■ Exercise goal ■
Identify all lines in the listing that include the word "Crypto", and copy them out.

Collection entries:
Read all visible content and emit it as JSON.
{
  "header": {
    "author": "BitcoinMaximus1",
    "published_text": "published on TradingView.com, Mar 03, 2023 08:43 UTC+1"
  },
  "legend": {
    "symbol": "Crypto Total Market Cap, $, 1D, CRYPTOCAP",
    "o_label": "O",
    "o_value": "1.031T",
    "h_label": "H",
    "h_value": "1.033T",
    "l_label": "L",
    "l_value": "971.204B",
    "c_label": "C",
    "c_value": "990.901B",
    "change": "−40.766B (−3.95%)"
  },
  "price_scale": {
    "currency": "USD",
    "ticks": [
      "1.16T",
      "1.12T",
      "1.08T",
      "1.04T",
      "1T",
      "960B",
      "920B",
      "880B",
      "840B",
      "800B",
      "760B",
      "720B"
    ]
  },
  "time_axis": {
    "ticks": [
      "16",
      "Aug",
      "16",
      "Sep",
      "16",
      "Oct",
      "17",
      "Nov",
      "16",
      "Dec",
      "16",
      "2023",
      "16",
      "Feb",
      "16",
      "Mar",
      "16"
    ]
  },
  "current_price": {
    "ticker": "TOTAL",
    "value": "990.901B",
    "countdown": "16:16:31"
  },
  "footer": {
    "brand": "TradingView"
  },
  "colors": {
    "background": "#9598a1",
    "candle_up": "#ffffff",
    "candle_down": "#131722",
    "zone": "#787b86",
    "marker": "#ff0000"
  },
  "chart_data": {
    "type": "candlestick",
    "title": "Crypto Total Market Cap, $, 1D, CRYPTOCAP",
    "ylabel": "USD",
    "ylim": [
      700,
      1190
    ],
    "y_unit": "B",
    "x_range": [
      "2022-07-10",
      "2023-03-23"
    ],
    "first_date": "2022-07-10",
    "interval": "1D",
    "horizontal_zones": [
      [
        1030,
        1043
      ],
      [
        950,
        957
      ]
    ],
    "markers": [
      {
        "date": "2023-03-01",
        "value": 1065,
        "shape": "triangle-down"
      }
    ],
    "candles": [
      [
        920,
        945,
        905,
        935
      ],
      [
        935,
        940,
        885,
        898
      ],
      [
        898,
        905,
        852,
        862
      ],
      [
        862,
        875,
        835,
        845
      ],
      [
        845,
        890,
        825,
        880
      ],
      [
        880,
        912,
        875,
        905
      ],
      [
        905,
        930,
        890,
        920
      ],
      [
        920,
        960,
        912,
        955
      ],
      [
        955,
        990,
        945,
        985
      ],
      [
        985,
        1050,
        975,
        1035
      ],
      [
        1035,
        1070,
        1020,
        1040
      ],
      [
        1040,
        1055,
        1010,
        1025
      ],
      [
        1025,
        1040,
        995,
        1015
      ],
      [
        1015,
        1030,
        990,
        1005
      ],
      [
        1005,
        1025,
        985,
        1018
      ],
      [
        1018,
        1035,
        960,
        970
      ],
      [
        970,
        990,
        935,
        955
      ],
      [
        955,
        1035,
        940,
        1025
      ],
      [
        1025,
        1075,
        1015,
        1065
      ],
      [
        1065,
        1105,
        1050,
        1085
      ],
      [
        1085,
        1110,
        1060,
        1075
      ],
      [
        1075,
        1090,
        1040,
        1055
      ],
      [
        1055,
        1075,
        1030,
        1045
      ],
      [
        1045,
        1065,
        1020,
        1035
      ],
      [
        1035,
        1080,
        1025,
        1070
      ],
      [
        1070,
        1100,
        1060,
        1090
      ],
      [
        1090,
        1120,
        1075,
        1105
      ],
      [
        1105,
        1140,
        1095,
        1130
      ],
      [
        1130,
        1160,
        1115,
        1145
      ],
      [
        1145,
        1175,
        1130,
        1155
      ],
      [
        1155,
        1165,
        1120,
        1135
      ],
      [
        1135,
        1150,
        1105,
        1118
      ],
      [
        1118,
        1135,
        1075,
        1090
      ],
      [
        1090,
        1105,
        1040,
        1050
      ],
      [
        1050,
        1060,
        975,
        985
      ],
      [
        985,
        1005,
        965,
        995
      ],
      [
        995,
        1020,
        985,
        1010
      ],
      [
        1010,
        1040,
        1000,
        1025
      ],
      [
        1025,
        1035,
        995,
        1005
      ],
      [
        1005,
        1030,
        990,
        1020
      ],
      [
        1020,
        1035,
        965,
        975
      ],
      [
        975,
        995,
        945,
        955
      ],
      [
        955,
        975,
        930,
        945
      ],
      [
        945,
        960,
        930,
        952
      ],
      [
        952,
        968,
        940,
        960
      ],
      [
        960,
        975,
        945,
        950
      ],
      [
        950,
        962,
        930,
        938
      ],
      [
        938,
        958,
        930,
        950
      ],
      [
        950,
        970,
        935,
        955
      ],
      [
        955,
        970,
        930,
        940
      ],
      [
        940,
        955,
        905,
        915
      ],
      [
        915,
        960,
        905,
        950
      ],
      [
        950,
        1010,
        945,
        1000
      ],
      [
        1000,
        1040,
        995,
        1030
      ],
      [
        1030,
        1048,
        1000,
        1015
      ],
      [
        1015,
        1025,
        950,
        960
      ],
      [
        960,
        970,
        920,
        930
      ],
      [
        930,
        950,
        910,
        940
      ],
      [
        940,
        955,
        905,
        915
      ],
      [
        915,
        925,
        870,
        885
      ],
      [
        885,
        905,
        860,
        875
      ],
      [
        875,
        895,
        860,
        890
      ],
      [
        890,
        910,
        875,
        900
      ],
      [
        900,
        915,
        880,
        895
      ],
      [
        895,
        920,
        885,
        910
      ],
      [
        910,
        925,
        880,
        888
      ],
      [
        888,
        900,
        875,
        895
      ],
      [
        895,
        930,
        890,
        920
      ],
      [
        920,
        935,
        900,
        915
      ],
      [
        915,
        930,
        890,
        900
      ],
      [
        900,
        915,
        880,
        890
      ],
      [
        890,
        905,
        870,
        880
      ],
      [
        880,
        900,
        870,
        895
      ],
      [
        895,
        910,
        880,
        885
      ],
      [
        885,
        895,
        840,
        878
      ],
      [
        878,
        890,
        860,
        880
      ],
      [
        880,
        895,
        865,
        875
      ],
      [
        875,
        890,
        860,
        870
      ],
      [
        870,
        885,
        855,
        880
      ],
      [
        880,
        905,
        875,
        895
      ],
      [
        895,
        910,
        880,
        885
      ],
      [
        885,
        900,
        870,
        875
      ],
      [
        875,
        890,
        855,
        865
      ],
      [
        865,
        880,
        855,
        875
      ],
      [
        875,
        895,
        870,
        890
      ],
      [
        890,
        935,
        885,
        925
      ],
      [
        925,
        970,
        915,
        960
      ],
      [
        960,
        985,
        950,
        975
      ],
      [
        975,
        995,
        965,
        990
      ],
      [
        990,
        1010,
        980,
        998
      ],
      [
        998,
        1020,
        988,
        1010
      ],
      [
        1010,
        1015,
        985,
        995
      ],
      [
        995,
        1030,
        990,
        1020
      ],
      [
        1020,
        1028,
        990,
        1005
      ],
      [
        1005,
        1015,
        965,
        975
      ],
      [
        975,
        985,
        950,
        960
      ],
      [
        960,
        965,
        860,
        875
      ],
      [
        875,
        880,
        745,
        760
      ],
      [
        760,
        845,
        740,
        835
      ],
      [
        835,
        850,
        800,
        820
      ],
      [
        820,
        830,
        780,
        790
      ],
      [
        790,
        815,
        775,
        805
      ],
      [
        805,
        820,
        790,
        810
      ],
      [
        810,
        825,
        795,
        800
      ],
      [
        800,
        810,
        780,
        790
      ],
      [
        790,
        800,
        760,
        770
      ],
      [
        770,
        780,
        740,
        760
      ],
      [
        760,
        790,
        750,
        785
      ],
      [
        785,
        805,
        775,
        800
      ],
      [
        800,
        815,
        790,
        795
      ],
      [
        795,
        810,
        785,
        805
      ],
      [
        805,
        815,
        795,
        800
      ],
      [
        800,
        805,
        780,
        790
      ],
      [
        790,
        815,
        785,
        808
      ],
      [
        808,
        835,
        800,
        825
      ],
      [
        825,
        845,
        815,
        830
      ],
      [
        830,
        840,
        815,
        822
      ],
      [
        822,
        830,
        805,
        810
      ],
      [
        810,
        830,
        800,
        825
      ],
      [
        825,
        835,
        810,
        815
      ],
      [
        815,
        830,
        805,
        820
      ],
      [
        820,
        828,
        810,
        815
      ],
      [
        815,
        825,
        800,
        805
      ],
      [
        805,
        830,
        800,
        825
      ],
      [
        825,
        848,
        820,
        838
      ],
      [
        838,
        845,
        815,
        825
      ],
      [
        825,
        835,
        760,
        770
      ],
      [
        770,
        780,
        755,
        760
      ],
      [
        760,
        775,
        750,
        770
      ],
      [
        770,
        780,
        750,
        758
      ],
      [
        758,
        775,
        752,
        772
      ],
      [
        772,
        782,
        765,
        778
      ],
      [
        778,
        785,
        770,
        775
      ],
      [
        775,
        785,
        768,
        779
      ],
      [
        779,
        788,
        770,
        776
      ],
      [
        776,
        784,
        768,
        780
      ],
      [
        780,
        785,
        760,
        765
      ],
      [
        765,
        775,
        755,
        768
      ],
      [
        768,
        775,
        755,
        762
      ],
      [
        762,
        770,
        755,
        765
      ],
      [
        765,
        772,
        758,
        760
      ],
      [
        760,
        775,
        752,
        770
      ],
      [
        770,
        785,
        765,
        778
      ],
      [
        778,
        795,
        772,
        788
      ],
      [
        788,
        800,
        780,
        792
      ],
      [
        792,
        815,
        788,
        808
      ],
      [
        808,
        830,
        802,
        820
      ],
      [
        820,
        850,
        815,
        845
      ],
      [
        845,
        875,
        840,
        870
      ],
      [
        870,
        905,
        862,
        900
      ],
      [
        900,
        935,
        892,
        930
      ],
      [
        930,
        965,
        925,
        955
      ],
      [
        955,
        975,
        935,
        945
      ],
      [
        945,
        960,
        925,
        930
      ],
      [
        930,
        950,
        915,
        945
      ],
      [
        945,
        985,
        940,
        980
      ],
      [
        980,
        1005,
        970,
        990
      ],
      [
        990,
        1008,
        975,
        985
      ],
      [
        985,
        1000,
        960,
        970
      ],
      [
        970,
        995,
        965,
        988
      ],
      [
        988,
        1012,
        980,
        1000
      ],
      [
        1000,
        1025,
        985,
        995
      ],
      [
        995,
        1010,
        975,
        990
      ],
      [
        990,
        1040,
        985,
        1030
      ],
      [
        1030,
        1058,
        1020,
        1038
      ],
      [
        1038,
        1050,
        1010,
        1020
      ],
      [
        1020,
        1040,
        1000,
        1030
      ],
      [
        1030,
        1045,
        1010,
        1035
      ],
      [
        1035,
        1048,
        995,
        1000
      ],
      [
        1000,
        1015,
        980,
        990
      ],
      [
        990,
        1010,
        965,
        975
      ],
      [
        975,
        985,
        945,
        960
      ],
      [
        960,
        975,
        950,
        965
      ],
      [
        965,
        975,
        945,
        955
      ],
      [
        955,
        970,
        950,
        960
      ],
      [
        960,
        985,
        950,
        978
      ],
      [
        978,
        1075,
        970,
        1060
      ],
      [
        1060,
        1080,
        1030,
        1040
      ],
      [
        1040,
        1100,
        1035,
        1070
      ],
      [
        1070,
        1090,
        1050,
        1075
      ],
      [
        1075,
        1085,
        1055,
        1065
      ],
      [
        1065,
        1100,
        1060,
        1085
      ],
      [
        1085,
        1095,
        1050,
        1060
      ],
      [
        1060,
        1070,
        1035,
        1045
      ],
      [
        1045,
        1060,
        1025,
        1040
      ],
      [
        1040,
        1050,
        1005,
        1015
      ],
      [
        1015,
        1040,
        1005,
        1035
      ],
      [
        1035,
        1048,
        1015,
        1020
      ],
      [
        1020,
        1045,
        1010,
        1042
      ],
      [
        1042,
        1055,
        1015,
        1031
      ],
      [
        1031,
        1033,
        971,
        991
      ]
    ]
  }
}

■ Task solution ■
    "symbol": "Crypto Total Market Cap, $, 1D, CRYPTOCAP",
    "title": "Crypto Total Market Cap, $, 1D, CRYPTOCAP",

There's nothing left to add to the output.